--- Supplied material ---
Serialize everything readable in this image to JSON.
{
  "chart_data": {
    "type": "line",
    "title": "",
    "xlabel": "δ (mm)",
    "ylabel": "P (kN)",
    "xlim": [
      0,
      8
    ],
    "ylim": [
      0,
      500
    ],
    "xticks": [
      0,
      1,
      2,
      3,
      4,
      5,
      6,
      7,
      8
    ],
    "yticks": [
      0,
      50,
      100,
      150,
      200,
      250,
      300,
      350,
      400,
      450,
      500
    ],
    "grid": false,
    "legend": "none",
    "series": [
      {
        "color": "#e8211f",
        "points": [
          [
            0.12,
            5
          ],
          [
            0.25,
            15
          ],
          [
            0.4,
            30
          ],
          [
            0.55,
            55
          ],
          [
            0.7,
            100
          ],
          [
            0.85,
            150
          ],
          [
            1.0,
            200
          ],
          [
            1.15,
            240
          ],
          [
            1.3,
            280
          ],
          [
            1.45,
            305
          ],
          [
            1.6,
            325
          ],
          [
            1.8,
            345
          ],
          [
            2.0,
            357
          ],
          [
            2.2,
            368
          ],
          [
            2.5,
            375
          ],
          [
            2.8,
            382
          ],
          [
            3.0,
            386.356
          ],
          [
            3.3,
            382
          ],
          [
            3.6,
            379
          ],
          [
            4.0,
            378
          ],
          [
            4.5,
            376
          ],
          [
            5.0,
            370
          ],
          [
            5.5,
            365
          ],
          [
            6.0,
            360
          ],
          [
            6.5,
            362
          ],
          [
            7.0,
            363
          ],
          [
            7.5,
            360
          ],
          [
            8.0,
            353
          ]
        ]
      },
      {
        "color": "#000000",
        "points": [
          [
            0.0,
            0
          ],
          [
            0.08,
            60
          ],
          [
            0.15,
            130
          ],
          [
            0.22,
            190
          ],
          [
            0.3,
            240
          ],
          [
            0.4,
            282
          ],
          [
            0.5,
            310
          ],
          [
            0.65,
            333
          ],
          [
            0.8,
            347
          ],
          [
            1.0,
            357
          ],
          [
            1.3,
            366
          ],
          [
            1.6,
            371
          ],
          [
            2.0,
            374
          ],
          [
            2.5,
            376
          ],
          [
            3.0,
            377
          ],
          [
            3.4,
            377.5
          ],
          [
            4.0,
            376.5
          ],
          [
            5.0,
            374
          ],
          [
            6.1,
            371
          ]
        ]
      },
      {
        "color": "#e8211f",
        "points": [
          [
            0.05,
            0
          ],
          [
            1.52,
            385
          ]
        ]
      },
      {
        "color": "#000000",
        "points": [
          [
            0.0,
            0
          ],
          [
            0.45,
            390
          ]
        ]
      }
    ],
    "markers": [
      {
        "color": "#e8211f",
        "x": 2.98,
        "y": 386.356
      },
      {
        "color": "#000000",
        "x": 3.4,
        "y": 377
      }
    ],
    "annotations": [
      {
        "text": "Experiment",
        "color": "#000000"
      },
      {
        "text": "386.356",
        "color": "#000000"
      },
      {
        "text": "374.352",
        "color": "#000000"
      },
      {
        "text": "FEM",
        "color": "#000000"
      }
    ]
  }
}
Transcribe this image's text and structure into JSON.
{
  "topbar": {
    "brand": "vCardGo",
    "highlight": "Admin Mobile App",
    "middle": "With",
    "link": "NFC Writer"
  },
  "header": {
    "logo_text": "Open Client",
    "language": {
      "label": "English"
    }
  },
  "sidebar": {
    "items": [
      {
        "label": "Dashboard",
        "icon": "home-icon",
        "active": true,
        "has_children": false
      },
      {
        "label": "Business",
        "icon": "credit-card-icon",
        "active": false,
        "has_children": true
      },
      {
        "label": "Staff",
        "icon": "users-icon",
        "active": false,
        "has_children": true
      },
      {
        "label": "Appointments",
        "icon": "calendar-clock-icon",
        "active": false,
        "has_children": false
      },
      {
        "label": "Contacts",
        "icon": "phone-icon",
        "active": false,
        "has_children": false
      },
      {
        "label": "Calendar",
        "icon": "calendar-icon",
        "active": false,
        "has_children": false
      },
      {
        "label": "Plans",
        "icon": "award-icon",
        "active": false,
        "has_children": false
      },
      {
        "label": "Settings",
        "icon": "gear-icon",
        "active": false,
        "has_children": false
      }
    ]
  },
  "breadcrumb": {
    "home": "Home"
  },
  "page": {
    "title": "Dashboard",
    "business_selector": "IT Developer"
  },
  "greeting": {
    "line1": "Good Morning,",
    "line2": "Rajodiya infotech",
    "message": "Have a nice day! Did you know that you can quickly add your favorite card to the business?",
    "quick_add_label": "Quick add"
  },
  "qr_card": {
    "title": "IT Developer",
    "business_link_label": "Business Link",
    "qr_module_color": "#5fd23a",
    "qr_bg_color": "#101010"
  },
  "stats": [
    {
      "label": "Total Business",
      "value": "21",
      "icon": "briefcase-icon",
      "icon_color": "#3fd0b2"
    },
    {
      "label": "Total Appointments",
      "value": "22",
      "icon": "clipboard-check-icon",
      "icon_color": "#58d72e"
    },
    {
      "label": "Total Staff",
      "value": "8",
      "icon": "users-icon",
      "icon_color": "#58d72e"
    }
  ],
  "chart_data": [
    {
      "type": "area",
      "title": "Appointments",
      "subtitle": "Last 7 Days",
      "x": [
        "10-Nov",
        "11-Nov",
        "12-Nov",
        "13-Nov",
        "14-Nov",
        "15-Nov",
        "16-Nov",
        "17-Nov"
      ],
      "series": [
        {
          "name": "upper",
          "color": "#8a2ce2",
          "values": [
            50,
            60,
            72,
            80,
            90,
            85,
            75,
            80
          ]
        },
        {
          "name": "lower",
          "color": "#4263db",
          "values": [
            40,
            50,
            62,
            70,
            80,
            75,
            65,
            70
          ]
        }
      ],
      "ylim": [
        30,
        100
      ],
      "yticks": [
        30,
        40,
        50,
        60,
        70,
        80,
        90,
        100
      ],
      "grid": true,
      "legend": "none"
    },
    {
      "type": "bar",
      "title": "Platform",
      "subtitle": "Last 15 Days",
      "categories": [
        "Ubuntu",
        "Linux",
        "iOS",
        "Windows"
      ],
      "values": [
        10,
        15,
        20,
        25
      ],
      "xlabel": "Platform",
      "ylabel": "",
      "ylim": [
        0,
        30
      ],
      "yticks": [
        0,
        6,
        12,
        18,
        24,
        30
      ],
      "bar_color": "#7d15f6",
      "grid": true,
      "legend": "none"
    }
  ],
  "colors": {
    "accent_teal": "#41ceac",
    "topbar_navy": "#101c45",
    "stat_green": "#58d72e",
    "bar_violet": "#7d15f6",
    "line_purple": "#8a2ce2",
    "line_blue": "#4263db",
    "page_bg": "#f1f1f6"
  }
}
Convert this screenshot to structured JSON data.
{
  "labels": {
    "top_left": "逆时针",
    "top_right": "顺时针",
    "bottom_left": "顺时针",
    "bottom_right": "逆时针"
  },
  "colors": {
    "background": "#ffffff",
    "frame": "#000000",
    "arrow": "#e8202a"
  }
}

--- What you should do ---
Only the number is needed here: how many lines of the records contain "Developer"?

--- Reply to the task ---
2